(Stored data)
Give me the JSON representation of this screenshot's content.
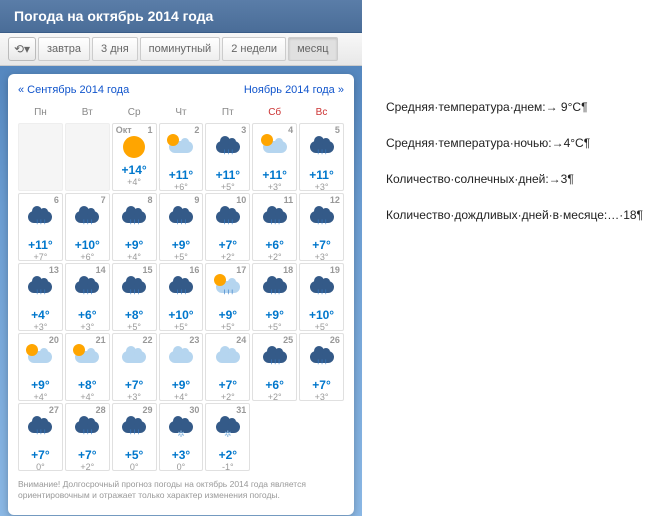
{
  "header": {
    "title": "Погода на октябрь 2014 года"
  },
  "tabs": {
    "clock": "⟲▾",
    "items": [
      "завтра",
      "3 дня",
      "поминутный",
      "2 недели",
      "месяц"
    ],
    "active": 4
  },
  "nav": {
    "prev": "« Сентябрь 2014 года",
    "next": "Ноябрь 2014 года »"
  },
  "dow": [
    "Пн",
    "Вт",
    "Ср",
    "Чт",
    "Пт",
    "Сб",
    "Вс"
  ],
  "monthLabel": "Окт",
  "days": [
    {
      "d": 1,
      "hi": "+14°",
      "lo": "+4°",
      "i": "sun"
    },
    {
      "d": 2,
      "hi": "+11°",
      "lo": "+6°",
      "i": "pc"
    },
    {
      "d": 3,
      "hi": "+11°",
      "lo": "+5°",
      "i": "rain"
    },
    {
      "d": 4,
      "hi": "+11°",
      "lo": "+3°",
      "i": "pc"
    },
    {
      "d": 5,
      "hi": "+11°",
      "lo": "+3°",
      "i": "rain"
    },
    {
      "d": 6,
      "hi": "+11°",
      "lo": "+7°",
      "i": "rain"
    },
    {
      "d": 7,
      "hi": "+10°",
      "lo": "+6°",
      "i": "rain"
    },
    {
      "d": 8,
      "hi": "+9°",
      "lo": "+4°",
      "i": "rain"
    },
    {
      "d": 9,
      "hi": "+9°",
      "lo": "+5°",
      "i": "rain"
    },
    {
      "d": 10,
      "hi": "+7°",
      "lo": "+2°",
      "i": "rain"
    },
    {
      "d": 11,
      "hi": "+6°",
      "lo": "+2°",
      "i": "rain"
    },
    {
      "d": 12,
      "hi": "+7°",
      "lo": "+3°",
      "i": "rain"
    },
    {
      "d": 13,
      "hi": "+4°",
      "lo": "+3°",
      "i": "rain"
    },
    {
      "d": 14,
      "hi": "+6°",
      "lo": "+3°",
      "i": "rain"
    },
    {
      "d": 15,
      "hi": "+8°",
      "lo": "+5°",
      "i": "rain"
    },
    {
      "d": 16,
      "hi": "+10°",
      "lo": "+5°",
      "i": "rain"
    },
    {
      "d": 17,
      "hi": "+9°",
      "lo": "+5°",
      "i": "rain-pc"
    },
    {
      "d": 18,
      "hi": "+9°",
      "lo": "+5°",
      "i": "rain"
    },
    {
      "d": 19,
      "hi": "+10°",
      "lo": "+5°",
      "i": "rain"
    },
    {
      "d": 20,
      "hi": "+9°",
      "lo": "+4°",
      "i": "pc"
    },
    {
      "d": 21,
      "hi": "+8°",
      "lo": "+4°",
      "i": "pc"
    },
    {
      "d": 22,
      "hi": "+7°",
      "lo": "+3°",
      "i": "cloud"
    },
    {
      "d": 23,
      "hi": "+9°",
      "lo": "+4°",
      "i": "cloud"
    },
    {
      "d": 24,
      "hi": "+7°",
      "lo": "+2°",
      "i": "cloud"
    },
    {
      "d": 25,
      "hi": "+6°",
      "lo": "+2°",
      "i": "rain"
    },
    {
      "d": 26,
      "hi": "+7°",
      "lo": "+3°",
      "i": "rain"
    },
    {
      "d": 27,
      "hi": "+7°",
      "lo": "0°",
      "i": "rain"
    },
    {
      "d": 28,
      "hi": "+7°",
      "lo": "+2°",
      "i": "rain"
    },
    {
      "d": 29,
      "hi": "+5°",
      "lo": "0°",
      "i": "rain"
    },
    {
      "d": 30,
      "hi": "+3°",
      "lo": "0°",
      "i": "snow"
    },
    {
      "d": 31,
      "hi": "+2°",
      "lo": "-1°",
      "i": "snow"
    }
  ],
  "emptyBefore": 2,
  "disclaimer": "Внимание! Долгосрочный прогноз погоды на октябрь 2014 года является ориентировочным и отражает только характер изменения погоды.",
  "stats": [
    "Средняя·температура·днем:→ 9°С¶",
    "Средняя·температура·ночью:→4°С¶",
    "Количество·солнечных·дней:→3¶",
    "Количество·дождливых·дней·в·месяце:…·18¶"
  ]
}
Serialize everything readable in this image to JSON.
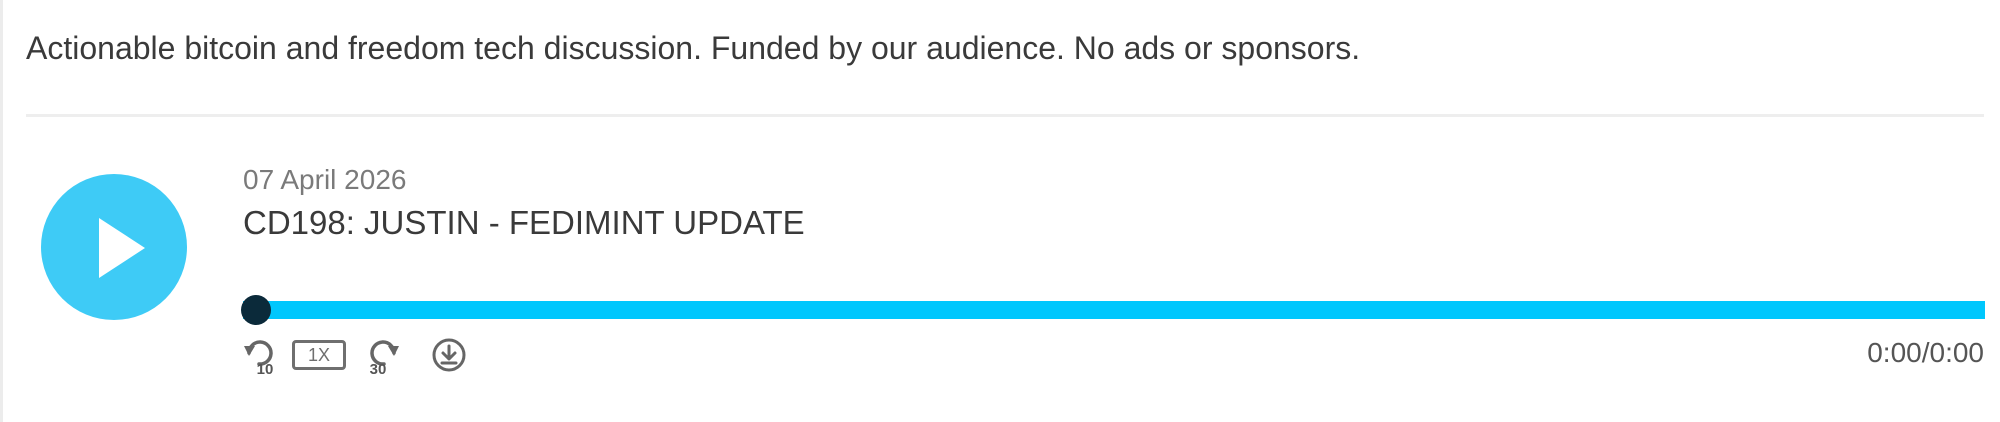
{
  "podcast": {
    "description": "Actionable bitcoin and freedom tech discussion. Funded by our audience. No ads or sponsors."
  },
  "episode": {
    "date": "07 April 2026",
    "title": "CD198: JUSTIN - FEDIMINT UPDATE"
  },
  "player": {
    "play_icon": "play-icon",
    "progress": 0,
    "rewind_label": "10",
    "speed_label": "1X",
    "forward_label": "30",
    "download_icon": "download-icon",
    "current_time": "0:00",
    "time_separator": "/",
    "duration": "0:00"
  },
  "colors": {
    "play_button": "#3ecbf6",
    "progress_track": "#00c7fd",
    "progress_knob": "#0b2a3a"
  }
}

CHALLENGE:
Write out again, exactly, each line from the one containing "Serialize everything readable" through the last line of the entries, and omit every picture.

EXERCISE ANSWER:
Serialize everything readable in this image to JSON.
{
  "podcast": {
    "description": "Actionable bitcoin and freedom tech discussion. Funded by our audience. No ads or sponsors."
  },
  "episode": {
    "date": "07 April 2026",
    "title": "CD198: JUSTIN - FEDIMINT UPDATE"
  },
  "player": {
    "play_icon": "play-icon",
    "progress": 0,
    "rewind_label": "10",
    "speed_label": "1X",
    "forward_label": "30",
    "download_icon": "download-icon",
    "current_time": "0:00",
    "time_separator": "/",
    "duration": "0:00"
  },
  "colors": {
    "play_button": "#3ecbf6",
    "progress_track": "#00c7fd",
    "progress_knob": "#0b2a3a"
  }
}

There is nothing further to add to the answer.